Personal information
- Date of birth: 15 January 1999 (age 27)
- Place of birth: Benin City, Nigeria
- Height: 1.72 m (5 ft 8 in)
- Position: Winger

Team information
- Current team: Phoenix Rising
- Number: 28

Youth career
- 2009–2011: SR Donaufeld Wien
- 2011–2017: Rapid Wien

Senior career*
- Years: Team / Apps / (Gls)
- 2016–2022: Rapid Wien / 75 / (10)
- 2018–2019: → Horn (loan) / 19 / (1)
- 2019: → Ried (loan) / 2 / (0)
- 2022–2023: Karlsruher SC / 7 / (0)
- 2023: → Oostende (loan) / 10 / (1)
- 2023–2025: Waldhof Mannheim / 59 / (4)
- 2025–: Phoenix Rising / 8 / (2)

International career^{‡}
- 2014: Austria U15 / 1 / (0)
- 2015–2016: Austria U17 / 10 / (0)
- 2016–2017: Austria U18 / 2 / (0)
- 2016–2018: Austria U19 / 14 / (5)
- 2019: Austria U20 / 1 / (0)
- 2018–2020: Austria U21 / 4 / (0)

= Kelvin Arase =

Austrian footballer (born 1999)

Kelvin Arase (born 15 January 1999) is an Austrian professional footballer who plays as a winger for Phoenix Rising in the USL Championship.

Arase has played over 100 times for Rapid Wien, and has over 30 youth caps for Austria.

==Club career==
===Early career===
Born in Benin City in 1999, Arase moved to Vienna's Donaustadt district at the age of six. He started his football career with SR Donaufeld Wien's youth team in 2009. In 2011, Arase moved to Rapid Wien's youth team.

===Rapid Wien===

On 19 September 2016, he made his Austrian Bundesliga debut against SV Mattersburg at Allianz Stadion, replacing Louis Schaub at the 86th minute by coach Mike Büskens. On 25 November 2017, Arase signed a new two and a half year contract with the club until summer 2020. He scored his first goal for the club in the Austrian Cup against SV Allerheiligen on 21 July 2019, scoring in the 90th+2nd minute.

- **RECORD EXCERPTS**
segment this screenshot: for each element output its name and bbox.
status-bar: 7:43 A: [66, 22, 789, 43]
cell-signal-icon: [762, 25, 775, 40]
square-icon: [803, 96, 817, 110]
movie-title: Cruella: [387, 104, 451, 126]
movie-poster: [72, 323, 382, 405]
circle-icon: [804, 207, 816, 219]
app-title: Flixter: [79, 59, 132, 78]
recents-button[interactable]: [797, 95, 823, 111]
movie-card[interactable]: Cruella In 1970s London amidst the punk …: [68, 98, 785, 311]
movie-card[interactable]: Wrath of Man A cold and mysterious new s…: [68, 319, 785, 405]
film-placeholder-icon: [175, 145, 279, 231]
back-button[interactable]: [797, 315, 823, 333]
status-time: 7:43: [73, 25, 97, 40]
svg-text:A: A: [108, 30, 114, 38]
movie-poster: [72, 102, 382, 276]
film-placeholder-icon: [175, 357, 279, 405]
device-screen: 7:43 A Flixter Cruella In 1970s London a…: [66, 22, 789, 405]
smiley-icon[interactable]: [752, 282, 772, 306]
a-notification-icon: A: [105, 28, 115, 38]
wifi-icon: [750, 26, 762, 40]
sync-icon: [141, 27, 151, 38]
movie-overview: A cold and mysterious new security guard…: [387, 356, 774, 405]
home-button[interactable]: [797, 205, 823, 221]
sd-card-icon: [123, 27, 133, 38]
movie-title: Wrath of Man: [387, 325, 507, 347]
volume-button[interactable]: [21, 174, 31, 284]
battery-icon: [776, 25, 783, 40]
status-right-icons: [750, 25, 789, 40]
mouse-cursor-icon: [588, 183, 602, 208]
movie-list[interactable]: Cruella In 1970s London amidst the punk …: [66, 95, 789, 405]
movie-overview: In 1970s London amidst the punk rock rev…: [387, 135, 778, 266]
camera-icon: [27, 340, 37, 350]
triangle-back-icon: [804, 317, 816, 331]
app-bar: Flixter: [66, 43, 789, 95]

- **THE TASK**
Continue the Kelvin Arase article from the last sentence shown.

- **RESULT**
On 27 August 2018, Arase was loaned out to SV Horn as a co-operation player, re-joining his former Rapid coach Carsten Jancker.

After making 7 competitive appearances, on 13 August 2019, Arase was loaned out to SV Ried, again as a co-operation player, which means that Rapid Wien can recall him at any time. However, he was recalled after only two weeks due to injuries in the Rapid Wien squad.

===Karlsruher SC===
On 24 March 2022, Arase was announced at Karlsruher SC on a three-year contract.

On 20 January 2023, Arase was loaned to Oostende in Belgium until the end of the 2022–23 season.

===Waldhof Mannheim===
On 11 August 2023, Arase joined Waldhof Mannheim in 3. Liga.

===Phoenix Rising===
On 23 August 2025, Arase moved to USL Championship side Phoenix Rising.

==International career==
Arase was part of the Austria U17 team that took part in the 2016 UEFA European Under-17 Championship.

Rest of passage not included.